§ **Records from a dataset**

##########

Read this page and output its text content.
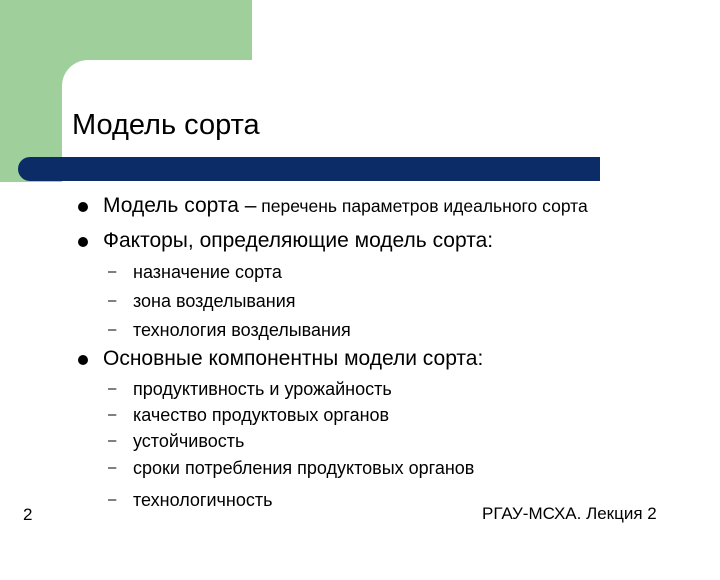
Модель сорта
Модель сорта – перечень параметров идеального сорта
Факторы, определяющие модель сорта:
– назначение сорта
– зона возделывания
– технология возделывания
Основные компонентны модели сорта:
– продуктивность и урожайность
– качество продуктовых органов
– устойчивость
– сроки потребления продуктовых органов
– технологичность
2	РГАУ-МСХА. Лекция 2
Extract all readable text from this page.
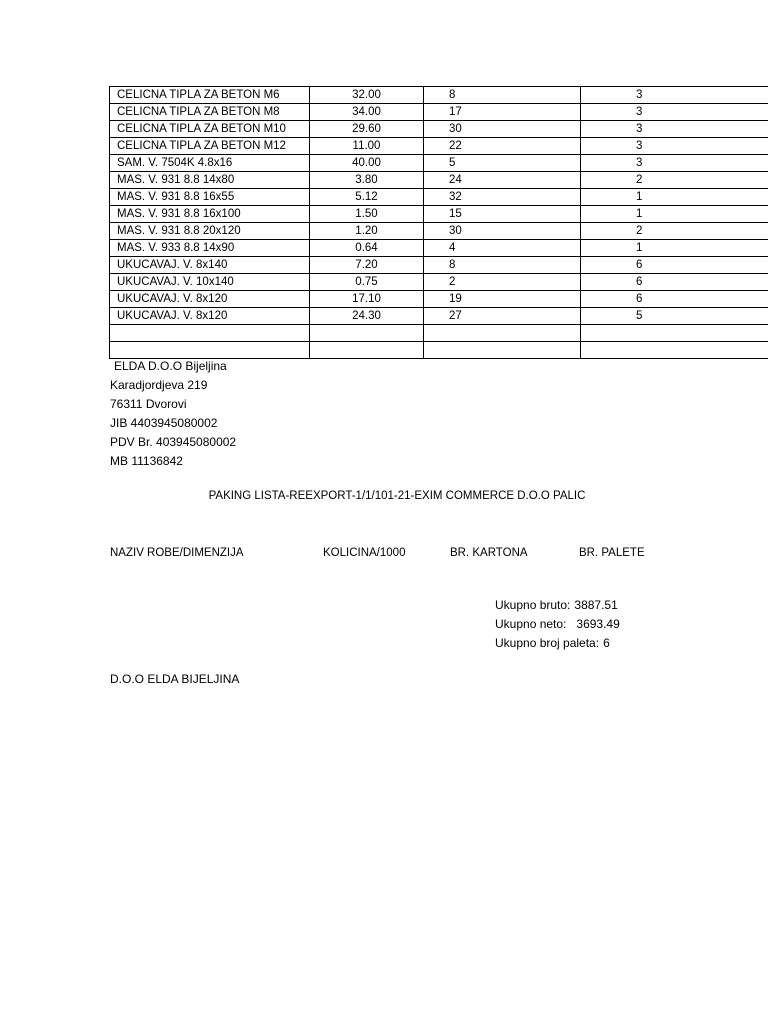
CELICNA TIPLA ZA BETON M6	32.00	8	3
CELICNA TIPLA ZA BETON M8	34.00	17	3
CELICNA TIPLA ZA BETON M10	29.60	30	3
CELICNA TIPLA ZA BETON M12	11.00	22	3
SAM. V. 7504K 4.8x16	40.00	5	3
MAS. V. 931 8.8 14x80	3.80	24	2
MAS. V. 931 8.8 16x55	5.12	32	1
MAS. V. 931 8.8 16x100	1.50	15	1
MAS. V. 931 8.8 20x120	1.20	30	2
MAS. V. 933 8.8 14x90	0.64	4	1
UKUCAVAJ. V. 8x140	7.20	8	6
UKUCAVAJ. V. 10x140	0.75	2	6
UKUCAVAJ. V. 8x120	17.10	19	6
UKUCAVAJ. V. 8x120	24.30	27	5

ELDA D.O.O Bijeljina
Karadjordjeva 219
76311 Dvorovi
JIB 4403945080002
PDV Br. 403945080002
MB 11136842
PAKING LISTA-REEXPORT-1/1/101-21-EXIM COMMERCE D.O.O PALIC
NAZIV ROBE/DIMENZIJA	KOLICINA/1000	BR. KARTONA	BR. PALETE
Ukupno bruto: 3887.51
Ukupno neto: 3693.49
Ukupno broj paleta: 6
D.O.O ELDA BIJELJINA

##########

Which lines contain "продуктовых"? Show each of them.

§ **RESPONSE TO THIS TASK**
– качество продуктовых органов
– сроки потребления продуктовых органов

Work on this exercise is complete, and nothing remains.